## TASK REQUIREMENTS
Set down the records exactly as they appear, starting at the first line and ending at the line that contains "volume-bar: [364, 439, 368, 447]", both included.

***** DATA SUPPLIED

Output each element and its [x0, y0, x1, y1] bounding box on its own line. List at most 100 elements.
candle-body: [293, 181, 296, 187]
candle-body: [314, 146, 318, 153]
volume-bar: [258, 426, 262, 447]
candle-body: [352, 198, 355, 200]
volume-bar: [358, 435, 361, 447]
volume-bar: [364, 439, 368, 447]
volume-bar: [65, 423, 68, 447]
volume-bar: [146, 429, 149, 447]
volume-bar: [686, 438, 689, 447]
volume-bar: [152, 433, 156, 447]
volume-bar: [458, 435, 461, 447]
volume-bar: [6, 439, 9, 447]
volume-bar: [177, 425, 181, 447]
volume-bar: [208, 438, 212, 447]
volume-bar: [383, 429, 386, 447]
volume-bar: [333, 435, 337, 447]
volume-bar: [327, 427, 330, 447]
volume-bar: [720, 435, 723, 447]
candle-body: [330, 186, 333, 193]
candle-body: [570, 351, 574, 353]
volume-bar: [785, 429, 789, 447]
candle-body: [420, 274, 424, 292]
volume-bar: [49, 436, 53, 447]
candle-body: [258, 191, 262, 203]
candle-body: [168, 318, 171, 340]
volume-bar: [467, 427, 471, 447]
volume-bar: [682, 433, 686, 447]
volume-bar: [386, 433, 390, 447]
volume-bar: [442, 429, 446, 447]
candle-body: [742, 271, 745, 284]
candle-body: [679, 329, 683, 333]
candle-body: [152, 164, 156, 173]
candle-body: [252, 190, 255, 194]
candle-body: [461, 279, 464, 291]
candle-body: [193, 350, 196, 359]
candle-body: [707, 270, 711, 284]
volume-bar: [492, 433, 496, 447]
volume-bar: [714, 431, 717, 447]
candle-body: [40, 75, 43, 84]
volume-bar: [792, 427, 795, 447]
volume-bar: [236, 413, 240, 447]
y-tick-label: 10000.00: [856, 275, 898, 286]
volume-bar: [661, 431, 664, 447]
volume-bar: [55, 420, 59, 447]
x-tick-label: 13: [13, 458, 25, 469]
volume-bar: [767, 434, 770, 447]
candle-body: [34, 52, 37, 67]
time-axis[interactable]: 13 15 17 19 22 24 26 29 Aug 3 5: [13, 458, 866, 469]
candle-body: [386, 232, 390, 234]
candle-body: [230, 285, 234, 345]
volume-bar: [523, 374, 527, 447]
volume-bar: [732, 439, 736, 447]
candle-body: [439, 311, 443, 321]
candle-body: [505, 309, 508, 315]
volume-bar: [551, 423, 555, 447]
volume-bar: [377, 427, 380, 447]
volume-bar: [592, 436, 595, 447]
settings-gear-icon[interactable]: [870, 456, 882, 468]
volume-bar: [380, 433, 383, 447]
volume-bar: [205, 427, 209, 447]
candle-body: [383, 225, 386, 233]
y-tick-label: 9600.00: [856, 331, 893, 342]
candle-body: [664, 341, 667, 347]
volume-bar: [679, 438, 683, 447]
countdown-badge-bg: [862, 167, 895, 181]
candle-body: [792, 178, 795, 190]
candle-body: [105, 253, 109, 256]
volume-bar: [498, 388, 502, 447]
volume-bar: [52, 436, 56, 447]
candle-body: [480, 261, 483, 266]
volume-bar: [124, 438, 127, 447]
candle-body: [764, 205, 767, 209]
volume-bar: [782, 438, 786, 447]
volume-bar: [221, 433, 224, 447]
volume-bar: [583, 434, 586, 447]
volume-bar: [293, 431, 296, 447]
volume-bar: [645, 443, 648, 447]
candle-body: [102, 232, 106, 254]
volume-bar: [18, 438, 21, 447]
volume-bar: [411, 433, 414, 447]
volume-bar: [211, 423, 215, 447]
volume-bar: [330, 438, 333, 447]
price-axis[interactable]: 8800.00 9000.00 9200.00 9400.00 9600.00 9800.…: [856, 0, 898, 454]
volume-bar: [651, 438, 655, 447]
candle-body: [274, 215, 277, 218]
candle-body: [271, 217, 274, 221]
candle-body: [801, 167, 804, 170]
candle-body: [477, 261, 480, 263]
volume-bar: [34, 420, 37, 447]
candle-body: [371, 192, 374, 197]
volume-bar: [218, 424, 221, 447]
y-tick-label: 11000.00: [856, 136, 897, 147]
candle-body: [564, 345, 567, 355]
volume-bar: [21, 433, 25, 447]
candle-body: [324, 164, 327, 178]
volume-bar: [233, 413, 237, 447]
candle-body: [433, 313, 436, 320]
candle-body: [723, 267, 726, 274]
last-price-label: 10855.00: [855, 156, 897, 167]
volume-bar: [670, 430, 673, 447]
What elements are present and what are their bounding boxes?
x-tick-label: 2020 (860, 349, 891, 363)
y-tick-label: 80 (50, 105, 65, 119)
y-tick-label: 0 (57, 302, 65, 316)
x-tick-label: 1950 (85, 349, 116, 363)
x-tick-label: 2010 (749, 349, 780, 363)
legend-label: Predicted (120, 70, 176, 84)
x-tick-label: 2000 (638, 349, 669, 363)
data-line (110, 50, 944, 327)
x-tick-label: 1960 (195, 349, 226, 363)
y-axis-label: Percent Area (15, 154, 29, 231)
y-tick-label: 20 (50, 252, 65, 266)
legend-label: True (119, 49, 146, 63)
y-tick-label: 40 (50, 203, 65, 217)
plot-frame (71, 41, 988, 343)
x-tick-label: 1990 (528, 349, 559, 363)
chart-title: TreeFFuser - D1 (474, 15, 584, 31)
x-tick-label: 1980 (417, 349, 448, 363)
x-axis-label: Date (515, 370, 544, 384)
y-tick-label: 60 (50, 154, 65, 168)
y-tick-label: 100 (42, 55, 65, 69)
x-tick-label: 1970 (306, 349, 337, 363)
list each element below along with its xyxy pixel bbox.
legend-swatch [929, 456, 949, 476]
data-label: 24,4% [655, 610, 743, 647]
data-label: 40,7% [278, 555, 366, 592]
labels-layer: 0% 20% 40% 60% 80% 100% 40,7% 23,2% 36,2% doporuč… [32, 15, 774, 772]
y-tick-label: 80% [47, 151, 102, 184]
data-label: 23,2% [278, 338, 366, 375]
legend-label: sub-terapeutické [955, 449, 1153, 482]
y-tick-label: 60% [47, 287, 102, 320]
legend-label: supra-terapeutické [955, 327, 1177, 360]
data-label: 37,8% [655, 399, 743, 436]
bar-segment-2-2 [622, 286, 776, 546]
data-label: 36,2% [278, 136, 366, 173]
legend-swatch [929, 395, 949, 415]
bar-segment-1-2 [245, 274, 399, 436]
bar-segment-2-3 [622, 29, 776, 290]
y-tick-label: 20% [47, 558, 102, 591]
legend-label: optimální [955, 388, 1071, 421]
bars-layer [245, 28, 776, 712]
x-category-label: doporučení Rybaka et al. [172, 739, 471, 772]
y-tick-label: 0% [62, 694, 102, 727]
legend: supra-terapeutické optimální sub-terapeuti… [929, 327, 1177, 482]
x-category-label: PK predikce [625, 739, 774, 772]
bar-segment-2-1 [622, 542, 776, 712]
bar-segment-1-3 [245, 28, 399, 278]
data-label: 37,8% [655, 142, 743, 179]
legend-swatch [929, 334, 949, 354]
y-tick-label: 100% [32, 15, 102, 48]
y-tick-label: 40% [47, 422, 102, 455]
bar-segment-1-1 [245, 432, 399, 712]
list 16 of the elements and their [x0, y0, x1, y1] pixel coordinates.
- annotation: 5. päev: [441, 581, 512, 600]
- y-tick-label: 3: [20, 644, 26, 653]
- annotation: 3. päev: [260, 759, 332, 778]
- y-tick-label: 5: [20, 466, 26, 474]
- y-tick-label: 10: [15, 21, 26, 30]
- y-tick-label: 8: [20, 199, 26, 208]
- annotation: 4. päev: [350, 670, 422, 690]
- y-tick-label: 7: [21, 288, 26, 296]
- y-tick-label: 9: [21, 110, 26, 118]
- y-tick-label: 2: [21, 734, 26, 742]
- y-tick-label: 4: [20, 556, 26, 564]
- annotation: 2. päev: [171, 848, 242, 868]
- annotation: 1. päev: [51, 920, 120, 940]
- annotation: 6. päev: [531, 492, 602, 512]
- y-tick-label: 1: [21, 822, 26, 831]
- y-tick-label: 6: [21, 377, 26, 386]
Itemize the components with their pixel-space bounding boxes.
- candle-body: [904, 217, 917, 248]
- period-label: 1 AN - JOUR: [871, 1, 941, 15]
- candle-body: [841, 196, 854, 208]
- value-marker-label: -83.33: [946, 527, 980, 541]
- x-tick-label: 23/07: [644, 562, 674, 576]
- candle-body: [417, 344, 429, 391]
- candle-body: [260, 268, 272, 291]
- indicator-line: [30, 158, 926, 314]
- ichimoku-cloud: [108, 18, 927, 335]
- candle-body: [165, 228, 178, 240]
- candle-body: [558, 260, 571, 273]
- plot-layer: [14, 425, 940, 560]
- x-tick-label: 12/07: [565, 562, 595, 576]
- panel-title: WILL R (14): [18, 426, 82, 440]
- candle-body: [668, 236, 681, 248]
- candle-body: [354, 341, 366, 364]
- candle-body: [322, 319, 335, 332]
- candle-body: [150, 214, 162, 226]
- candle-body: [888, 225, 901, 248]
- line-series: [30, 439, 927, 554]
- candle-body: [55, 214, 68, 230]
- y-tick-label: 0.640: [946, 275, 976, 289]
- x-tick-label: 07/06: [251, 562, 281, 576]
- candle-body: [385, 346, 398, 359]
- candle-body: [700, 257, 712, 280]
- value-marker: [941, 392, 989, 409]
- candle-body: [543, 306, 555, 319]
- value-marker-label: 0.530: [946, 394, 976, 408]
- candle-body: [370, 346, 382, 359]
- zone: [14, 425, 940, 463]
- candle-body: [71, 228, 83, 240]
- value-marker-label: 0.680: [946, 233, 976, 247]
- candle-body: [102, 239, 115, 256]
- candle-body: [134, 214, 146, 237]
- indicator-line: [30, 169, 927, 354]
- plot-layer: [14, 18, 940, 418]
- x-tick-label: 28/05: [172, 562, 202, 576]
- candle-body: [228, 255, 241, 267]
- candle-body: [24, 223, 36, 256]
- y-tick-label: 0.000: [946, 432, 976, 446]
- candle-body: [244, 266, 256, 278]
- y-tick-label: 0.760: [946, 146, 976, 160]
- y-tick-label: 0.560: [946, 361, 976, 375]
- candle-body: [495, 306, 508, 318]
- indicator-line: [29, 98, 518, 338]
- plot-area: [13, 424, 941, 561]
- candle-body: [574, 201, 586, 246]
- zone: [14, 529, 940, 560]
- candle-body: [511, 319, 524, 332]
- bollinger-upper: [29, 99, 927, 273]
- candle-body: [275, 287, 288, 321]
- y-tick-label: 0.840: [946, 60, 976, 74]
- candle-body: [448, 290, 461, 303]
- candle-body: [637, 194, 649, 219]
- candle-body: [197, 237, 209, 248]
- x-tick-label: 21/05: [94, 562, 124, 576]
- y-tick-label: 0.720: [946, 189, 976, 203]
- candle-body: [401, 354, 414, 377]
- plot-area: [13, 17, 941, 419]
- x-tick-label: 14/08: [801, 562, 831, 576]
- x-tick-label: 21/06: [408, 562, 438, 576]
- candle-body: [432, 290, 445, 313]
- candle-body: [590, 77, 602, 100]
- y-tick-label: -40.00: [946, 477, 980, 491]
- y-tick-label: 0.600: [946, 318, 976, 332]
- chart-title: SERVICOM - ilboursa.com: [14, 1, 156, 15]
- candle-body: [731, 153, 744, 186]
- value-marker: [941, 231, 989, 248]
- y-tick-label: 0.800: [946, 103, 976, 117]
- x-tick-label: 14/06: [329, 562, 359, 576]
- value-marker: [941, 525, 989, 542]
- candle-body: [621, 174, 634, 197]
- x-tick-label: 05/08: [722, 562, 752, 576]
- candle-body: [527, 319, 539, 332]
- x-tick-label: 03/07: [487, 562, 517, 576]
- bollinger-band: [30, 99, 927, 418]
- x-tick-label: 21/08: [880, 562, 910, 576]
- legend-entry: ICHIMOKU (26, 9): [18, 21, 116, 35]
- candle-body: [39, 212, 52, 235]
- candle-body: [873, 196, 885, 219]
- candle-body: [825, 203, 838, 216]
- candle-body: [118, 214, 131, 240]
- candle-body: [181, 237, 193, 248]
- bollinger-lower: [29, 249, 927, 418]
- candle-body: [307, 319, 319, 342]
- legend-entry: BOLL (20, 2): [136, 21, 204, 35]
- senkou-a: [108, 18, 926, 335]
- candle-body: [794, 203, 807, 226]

**********

## RESPONSE TO THE EXERCISE
Output each element and its [x0, y0, x1, y1] bounding box on its own line. List at most 100 elements.
candle-body: [293, 181, 296, 187]
candle-body: [314, 146, 318, 153]
volume-bar: [258, 426, 262, 447]
candle-body: [352, 198, 355, 200]
volume-bar: [358, 435, 361, 447]
volume-bar: [364, 439, 368, 447]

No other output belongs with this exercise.